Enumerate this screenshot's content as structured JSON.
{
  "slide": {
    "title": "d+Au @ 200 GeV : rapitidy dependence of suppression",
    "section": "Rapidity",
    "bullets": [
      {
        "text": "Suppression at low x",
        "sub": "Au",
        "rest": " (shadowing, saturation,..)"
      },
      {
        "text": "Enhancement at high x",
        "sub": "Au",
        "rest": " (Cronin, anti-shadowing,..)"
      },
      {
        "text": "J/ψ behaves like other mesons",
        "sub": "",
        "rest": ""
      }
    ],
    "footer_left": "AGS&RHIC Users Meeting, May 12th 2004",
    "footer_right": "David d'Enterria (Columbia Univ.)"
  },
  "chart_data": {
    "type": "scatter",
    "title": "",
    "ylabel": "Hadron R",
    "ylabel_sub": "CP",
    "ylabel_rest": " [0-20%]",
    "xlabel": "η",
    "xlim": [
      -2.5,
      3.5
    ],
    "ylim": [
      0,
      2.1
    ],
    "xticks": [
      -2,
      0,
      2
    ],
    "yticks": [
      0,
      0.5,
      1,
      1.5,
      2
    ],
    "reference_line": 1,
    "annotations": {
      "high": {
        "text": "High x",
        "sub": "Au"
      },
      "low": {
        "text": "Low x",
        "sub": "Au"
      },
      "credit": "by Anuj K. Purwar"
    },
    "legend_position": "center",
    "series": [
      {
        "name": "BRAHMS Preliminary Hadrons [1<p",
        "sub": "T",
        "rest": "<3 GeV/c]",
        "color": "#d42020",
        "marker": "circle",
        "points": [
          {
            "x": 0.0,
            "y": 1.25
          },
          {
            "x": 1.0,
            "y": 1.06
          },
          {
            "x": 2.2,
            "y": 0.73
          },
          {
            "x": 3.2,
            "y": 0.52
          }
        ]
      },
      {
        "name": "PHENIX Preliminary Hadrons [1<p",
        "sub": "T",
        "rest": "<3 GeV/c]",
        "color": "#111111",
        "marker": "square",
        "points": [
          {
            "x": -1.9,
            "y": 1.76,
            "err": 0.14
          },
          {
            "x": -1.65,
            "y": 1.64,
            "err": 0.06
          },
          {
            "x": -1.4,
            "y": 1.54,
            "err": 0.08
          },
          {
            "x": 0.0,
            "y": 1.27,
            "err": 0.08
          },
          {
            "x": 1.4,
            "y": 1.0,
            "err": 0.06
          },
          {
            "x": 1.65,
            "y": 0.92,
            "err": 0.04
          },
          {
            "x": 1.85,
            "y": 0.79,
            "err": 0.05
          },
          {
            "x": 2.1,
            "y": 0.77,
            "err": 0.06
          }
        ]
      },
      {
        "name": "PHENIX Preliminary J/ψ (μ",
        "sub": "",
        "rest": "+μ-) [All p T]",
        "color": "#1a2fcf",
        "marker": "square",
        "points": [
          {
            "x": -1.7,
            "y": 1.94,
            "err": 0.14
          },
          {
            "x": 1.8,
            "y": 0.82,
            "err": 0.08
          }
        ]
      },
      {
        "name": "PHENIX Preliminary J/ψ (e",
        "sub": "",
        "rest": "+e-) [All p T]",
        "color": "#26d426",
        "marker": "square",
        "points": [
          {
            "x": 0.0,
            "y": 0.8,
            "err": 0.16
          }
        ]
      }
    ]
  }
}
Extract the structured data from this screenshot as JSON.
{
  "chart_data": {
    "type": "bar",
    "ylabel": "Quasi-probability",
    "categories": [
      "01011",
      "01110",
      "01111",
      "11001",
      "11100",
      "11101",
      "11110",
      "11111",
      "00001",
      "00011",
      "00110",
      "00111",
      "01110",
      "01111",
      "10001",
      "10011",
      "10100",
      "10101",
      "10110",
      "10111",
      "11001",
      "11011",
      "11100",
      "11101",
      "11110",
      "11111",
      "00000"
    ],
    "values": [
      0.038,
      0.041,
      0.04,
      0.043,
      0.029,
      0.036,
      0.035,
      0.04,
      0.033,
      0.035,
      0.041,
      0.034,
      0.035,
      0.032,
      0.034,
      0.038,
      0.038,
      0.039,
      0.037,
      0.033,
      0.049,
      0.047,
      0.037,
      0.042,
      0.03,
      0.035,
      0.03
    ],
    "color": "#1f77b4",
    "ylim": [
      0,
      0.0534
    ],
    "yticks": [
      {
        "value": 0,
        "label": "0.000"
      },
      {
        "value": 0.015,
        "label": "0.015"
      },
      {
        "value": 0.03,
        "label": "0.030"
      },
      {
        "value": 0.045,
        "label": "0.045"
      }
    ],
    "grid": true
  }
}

------------

■ WORK TO BE COMPLETED ■
Nothing in the data may differ; print all of it exactly as written.

■ TASK SOLUTION ■
Enumerate this screenshot's content as structured JSON.
{
  "slide": {
    "title": "d+Au @ 200 GeV : rapitidy dependence of suppression",
    "section": "Rapidity",
    "bullets": [
      {
        "text": "Suppression at low x",
        "sub": "Au",
        "rest": " (shadowing, saturation,..)"
      },
      {
        "text": "Enhancement at high x",
        "sub": "Au",
        "rest": " (Cronin, anti-shadowing,..)"
      },
      {
        "text": "J/ψ behaves like other mesons",
        "sub": "",
        "rest": ""
      }
    ],
    "footer_left": "AGS&RHIC Users Meeting, May 12th 2004",
    "footer_right": "David d'Enterria (Columbia Univ.)"
  },
  "chart_data": {
    "type": "scatter",
    "title": "",
    "ylabel": "Hadron R",
    "ylabel_sub": "CP",
    "ylabel_rest": " [0-20%]",
    "xlabel": "η",
    "xlim": [
      -2.5,
      3.5
    ],
    "ylim": [
      0,
      2.1
    ],
    "xticks": [
      -2,
      0,
      2
    ],
    "yticks": [
      0,
      0.5,
      1,
      1.5,
      2
    ],
    "reference_line": 1,
    "annotations": {
      "high": {
        "text": "High x",
        "sub": "Au"
      },
      "low": {
        "text": "Low x",
        "sub": "Au"
      },
      "credit": "by Anuj K. Purwar"
    },
    "legend_position": "center",
    "series": [
      {
        "name": "BRAHMS Preliminary Hadrons [1<p",
        "sub": "T",
        "rest": "<3 GeV/c]",
        "color": "#d42020",
        "marker": "circle",
        "points": [
          {
            "x": 0.0,
            "y": 1.25
          },
          {
            "x": 1.0,
            "y": 1.06
          },
          {
            "x": 2.2,
            "y": 0.73
          },
          {
            "x": 3.2,
            "y": 0.52
          }
        ]
      },
      {
        "name": "PHENIX Preliminary Hadrons [1<p",
        "sub": "T",
        "rest": "<3 GeV/c]",
        "color": "#111111",
        "marker": "square",
        "points": [
          {
            "x": -1.9,
            "y": 1.76,
            "err": 0.14
          },
          {
            "x": -1.65,
            "y": 1.64,
            "err": 0.06
          },
          {
            "x": -1.4,
            "y": 1.54,
            "err": 0.08
          },
          {
            "x": 0.0,
            "y": 1.27,
            "err": 0.08
          },
          {
            "x": 1.4,
            "y": 1.0,
            "err": 0.06
          },
          {
            "x": 1.65,
            "y": 0.92,
            "err": 0.04
          },
          {
            "x": 1.85,
            "y": 0.79,
            "err": 0.05
          },
          {
            "x": 2.1,
            "y": 0.77,
            "err": 0.06
          }
        ]
      },
      {
        "name": "PHENIX Preliminary J/ψ (μ",
        "sub": "",
        "rest": "+μ-) [All p T]",
        "color": "#1a2fcf",
        "marker": "square",
        "points": [
          {
            "x": -1.7,
            "y": 1.94,
            "err": 0.14
          },
          {
            "x": 1.8,
            "y": 0.82,
            "err": 0.08
          }
        ]
      },
      {
        "name": "PHENIX Preliminary J/ψ (e",
        "sub": "",
        "rest": "+e-) [All p T]",
        "color": "#26d426",
        "marker": "square",
        "points": [
          {
            "x": 0.0,
            "y": 0.8,
            "err": 0.16
          }
        ]
      }
    ]
  }
}
Extract the structured data from this screenshot as JSON.
{
  "chart_data": {
    "type": "bar",
    "ylabel": "Quasi-probability",
    "categories": [
      "01011",
      "01110",
      "01111",
      "11001",
      "11100",
      "11101",
      "11110",
      "11111",
      "00001",
      "00011",
      "00110",
      "00111",
      "01110",
      "01111",
      "10001",
      "10011",
      "10100",
      "10101",
      "10110",
      "10111",
      "11001",
      "11011",
      "11100",
      "11101",
      "11110",
      "11111",
      "00000"
    ],
    "values": [
      0.038,
      0.041,
      0.04,
      0.043,
      0.029,
      0.036,
      0.035,
      0.04,
      0.033,
      0.035,
      0.041,
      0.034,
      0.035,
      0.032,
      0.034,
      0.038,
      0.038,
      0.039,
      0.037,
      0.033,
      0.049,
      0.047,
      0.037,
      0.042,
      0.03,
      0.035,
      0.03
    ],
    "color": "#1f77b4",
    "ylim": [
      0,
      0.0534
    ],
    "yticks": [
      {
        "value": 0,
        "label": "0.000"
      },
      {
        "value": 0.015,
        "label": "0.015"
      },
      {
        "value": 0.03,
        "label": "0.030"
      },
      {
        "value": 0.045,
        "label": "0.045"
      }
    ],
    "grid": true
  }
}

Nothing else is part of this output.